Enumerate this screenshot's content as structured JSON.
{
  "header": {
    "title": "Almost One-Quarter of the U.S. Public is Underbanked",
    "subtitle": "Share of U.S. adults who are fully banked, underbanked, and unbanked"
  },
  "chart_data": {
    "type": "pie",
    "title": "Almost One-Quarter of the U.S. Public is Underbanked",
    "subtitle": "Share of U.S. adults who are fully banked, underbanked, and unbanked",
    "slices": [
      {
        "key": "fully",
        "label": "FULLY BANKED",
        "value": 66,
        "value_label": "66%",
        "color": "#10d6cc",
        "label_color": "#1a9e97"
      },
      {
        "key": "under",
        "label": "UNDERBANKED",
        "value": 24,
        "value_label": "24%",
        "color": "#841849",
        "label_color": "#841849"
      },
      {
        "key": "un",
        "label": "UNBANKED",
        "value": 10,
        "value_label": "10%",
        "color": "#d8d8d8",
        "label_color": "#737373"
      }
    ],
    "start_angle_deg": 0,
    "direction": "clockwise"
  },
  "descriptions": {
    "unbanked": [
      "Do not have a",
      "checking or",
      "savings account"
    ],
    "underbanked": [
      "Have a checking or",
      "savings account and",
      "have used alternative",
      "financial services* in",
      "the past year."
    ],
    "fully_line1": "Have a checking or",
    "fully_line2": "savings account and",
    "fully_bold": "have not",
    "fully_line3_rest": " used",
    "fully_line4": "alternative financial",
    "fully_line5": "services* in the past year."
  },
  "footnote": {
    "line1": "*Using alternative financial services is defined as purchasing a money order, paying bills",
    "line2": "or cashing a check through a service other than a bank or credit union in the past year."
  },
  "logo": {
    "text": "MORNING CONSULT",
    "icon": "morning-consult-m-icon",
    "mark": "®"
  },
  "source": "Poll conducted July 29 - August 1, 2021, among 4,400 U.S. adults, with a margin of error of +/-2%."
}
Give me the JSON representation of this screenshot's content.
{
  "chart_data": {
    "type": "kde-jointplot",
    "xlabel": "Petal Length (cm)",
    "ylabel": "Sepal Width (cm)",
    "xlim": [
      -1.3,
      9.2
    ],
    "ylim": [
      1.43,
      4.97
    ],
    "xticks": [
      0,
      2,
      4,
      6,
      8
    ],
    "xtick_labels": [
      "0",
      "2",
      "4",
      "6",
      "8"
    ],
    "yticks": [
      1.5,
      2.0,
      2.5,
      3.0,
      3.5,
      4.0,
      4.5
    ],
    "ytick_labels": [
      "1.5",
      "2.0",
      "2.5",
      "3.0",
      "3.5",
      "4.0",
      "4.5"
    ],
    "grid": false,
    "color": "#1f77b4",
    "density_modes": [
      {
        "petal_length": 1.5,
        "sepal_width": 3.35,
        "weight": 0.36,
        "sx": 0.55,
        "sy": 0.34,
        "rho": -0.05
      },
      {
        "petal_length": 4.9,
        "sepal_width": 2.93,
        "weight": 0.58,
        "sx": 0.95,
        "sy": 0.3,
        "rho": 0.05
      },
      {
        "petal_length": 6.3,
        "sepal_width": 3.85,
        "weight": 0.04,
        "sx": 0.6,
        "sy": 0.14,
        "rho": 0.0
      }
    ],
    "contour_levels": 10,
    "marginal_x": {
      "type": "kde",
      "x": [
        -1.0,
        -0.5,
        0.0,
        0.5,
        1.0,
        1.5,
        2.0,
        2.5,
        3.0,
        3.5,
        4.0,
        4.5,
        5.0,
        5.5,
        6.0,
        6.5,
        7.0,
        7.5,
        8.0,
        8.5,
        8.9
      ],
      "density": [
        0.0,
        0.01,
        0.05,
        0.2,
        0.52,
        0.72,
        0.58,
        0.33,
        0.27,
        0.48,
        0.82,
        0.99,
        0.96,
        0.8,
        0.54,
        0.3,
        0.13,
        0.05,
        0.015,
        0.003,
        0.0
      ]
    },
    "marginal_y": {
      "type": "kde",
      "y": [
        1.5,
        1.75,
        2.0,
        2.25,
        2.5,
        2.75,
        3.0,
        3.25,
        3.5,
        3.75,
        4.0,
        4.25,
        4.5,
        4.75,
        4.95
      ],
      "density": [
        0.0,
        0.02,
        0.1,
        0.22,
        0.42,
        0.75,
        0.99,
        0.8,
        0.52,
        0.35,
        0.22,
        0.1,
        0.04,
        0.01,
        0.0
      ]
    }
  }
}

•••

Reproduce each record shown above without altering a single word.

Enumerate this screenshot's content as structured JSON.
{
  "header": {
    "title": "Almost One-Quarter of the U.S. Public is Underbanked",
    "subtitle": "Share of U.S. adults who are fully banked, underbanked, and unbanked"
  },
  "chart_data": {
    "type": "pie",
    "title": "Almost One-Quarter of the U.S. Public is Underbanked",
    "subtitle": "Share of U.S. adults who are fully banked, underbanked, and unbanked",
    "slices": [
      {
        "key": "fully",
        "label": "FULLY BANKED",
        "value": 66,
        "value_label": "66%",
        "color": "#10d6cc",
        "label_color": "#1a9e97"
      },
      {
        "key": "under",
        "label": "UNDERBANKED",
        "value": 24,
        "value_label": "24%",
        "color": "#841849",
        "label_color": "#841849"
      },
      {
        "key": "un",
        "label": "UNBANKED",
        "value": 10,
        "value_label": "10%",
        "color": "#d8d8d8",
        "label_color": "#737373"
      }
    ],
    "start_angle_deg": 0,
    "direction": "clockwise"
  },
  "descriptions": {
    "unbanked": [
      "Do not have a",
      "checking or",
      "savings account"
    ],
    "underbanked": [
      "Have a checking or",
      "savings account and",
      "have used alternative",
      "financial services* in",
      "the past year."
    ],
    "fully_line1": "Have a checking or",
    "fully_line2": "savings account and",
    "fully_bold": "have not",
    "fully_line3_rest": " used",
    "fully_line4": "alternative financial",
    "fully_line5": "services* in the past year."
  },
  "footnote": {
    "line1": "*Using alternative financial services is defined as purchasing a money order, paying bills",
    "line2": "or cashing a check through a service other than a bank or credit union in the past year."
  },
  "logo": {
    "text": "MORNING CONSULT",
    "icon": "morning-consult-m-icon",
    "mark": "®"
  },
  "source": "Poll conducted July 29 - August 1, 2021, among 4,400 U.S. adults, with a margin of error of +/-2%."
}
Give me the JSON representation of this screenshot's content.
{
  "chart_data": {
    "type": "kde-jointplot",
    "xlabel": "Petal Length (cm)",
    "ylabel": "Sepal Width (cm)",
    "xlim": [
      -1.3,
      9.2
    ],
    "ylim": [
      1.43,
      4.97
    ],
    "xticks": [
      0,
      2,
      4,
      6,
      8
    ],
    "xtick_labels": [
      "0",
      "2",
      "4",
      "6",
      "8"
    ],
    "yticks": [
      1.5,
      2.0,
      2.5,
      3.0,
      3.5,
      4.0,
      4.5
    ],
    "ytick_labels": [
      "1.5",
      "2.0",
      "2.5",
      "3.0",
      "3.5",
      "4.0",
      "4.5"
    ],
    "grid": false,
    "color": "#1f77b4",
    "density_modes": [
      {
        "petal_length": 1.5,
        "sepal_width": 3.35,
        "weight": 0.36,
        "sx": 0.55,
        "sy": 0.34,
        "rho": -0.05
      },
      {
        "petal_length": 4.9,
        "sepal_width": 2.93,
        "weight": 0.58,
        "sx": 0.95,
        "sy": 0.3,
        "rho": 0.05
      },
      {
        "petal_length": 6.3,
        "sepal_width": 3.85,
        "weight": 0.04,
        "sx": 0.6,
        "sy": 0.14,
        "rho": 0.0
      }
    ],
    "contour_levels": 10,
    "marginal_x": {
      "type": "kde",
      "x": [
        -1.0,
        -0.5,
        0.0,
        0.5,
        1.0,
        1.5,
        2.0,
        2.5,
        3.0,
        3.5,
        4.0,
        4.5,
        5.0,
        5.5,
        6.0,
        6.5,
        7.0,
        7.5,
        8.0,
        8.5,
        8.9
      ],
      "density": [
        0.0,
        0.01,
        0.05,
        0.2,
        0.52,
        0.72,
        0.58,
        0.33,
        0.27,
        0.48,
        0.82,
        0.99,
        0.96,
        0.8,
        0.54,
        0.3,
        0.13,
        0.05,
        0.015,
        0.003,
        0.0
      ]
    },
    "marginal_y": {
      "type": "kde",
      "y": [
        1.5,
        1.75,
        2.0,
        2.25,
        2.5,
        2.75,
        3.0,
        3.25,
        3.5,
        3.75,
        4.0,
        4.25,
        4.5,
        4.75,
        4.95
      ],
      "density": [
        0.0,
        0.02,
        0.1,
        0.22,
        0.42,
        0.75,
        0.99,
        0.8,
        0.52,
        0.35,
        0.22,
        0.1,
        0.04,
        0.01,
        0.0
      ]
    }
  }
}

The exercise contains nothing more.